(Records from a collection)

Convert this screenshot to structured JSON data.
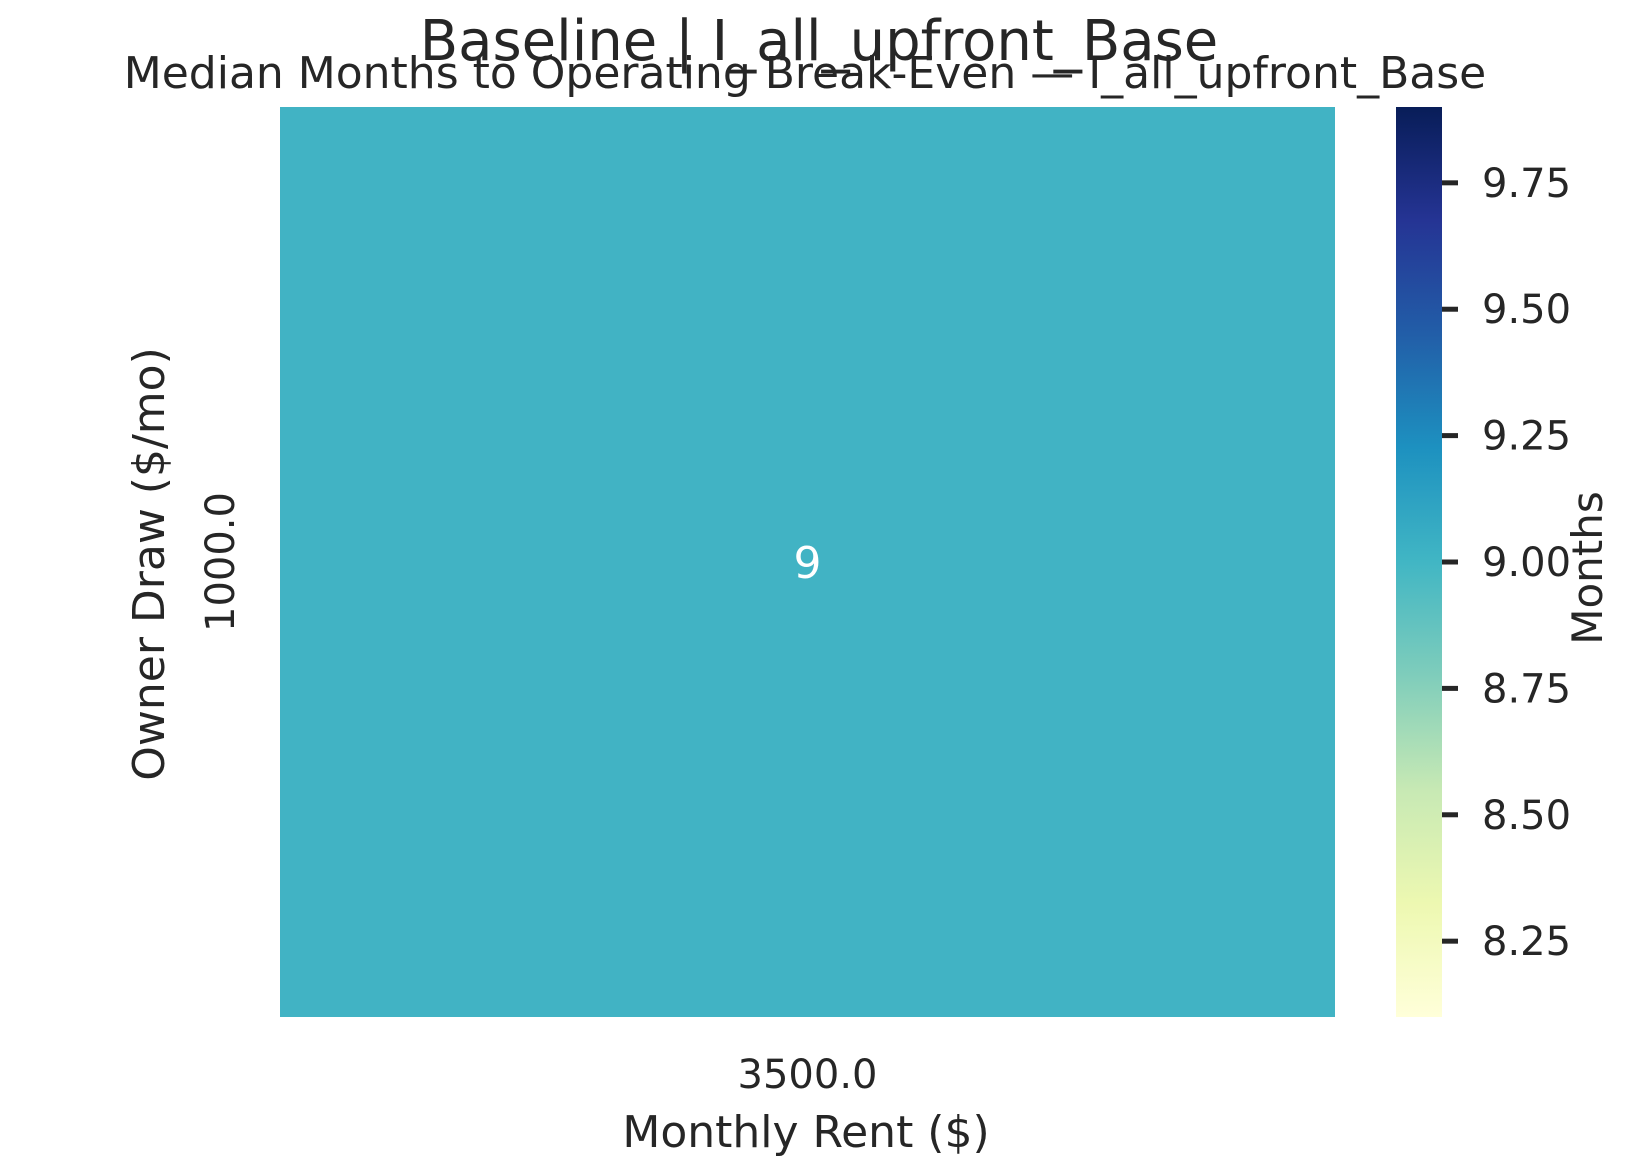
{
  "figure": {
    "suptitle": "Baseline | I_all_upfront_Base"
  },
  "chart_data": {
    "type": "heatmap",
    "title": "Median Months to Operating Break-Even — I_all_upfront_Base",
    "xlabel": "Monthly Rent ($)",
    "ylabel": "Owner Draw ($/mo)",
    "x_categories": [
      "3500.0"
    ],
    "y_categories": [
      "1000.0"
    ],
    "values": [
      [
        9
      ]
    ],
    "annotations": [
      [
        "9"
      ]
    ],
    "colormap": "YlGnBu",
    "cell_color": "#41b3c4",
    "annotation_color": "#ffffff",
    "colorbar": {
      "label": "Months",
      "range": [
        8.1,
        9.9
      ],
      "ticks": [
        8.25,
        8.5,
        8.75,
        9.0,
        9.25,
        9.5,
        9.75
      ],
      "tick_labels": [
        "8.25",
        "8.50",
        "8.75",
        "9.00",
        "9.25",
        "9.50",
        "9.75"
      ]
    }
  }
}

Exercise description
Every record above must be given again exactly; drop the pictures.

Result below
Convert this screenshot to structured JSON data.
{
  "figure": {
    "suptitle": "Baseline | I_all_upfront_Base"
  },
  "chart_data": {
    "type": "heatmap",
    "title": "Median Months to Operating Break-Even — I_all_upfront_Base",
    "xlabel": "Monthly Rent ($)",
    "ylabel": "Owner Draw ($/mo)",
    "x_categories": [
      "3500.0"
    ],
    "y_categories": [
      "1000.0"
    ],
    "values": [
      [
        9
      ]
    ],
    "annotations": [
      [
        "9"
      ]
    ],
    "colormap": "YlGnBu",
    "cell_color": "#41b3c4",
    "annotation_color": "#ffffff",
    "colorbar": {
      "label": "Months",
      "range": [
        8.1,
        9.9
      ],
      "ticks": [
        8.25,
        8.5,
        8.75,
        9.0,
        9.25,
        9.5,
        9.75
      ],
      "tick_labels": [
        "8.25",
        "8.50",
        "8.75",
        "9.00",
        "9.25",
        "9.50",
        "9.75"
      ]
    }
  }
}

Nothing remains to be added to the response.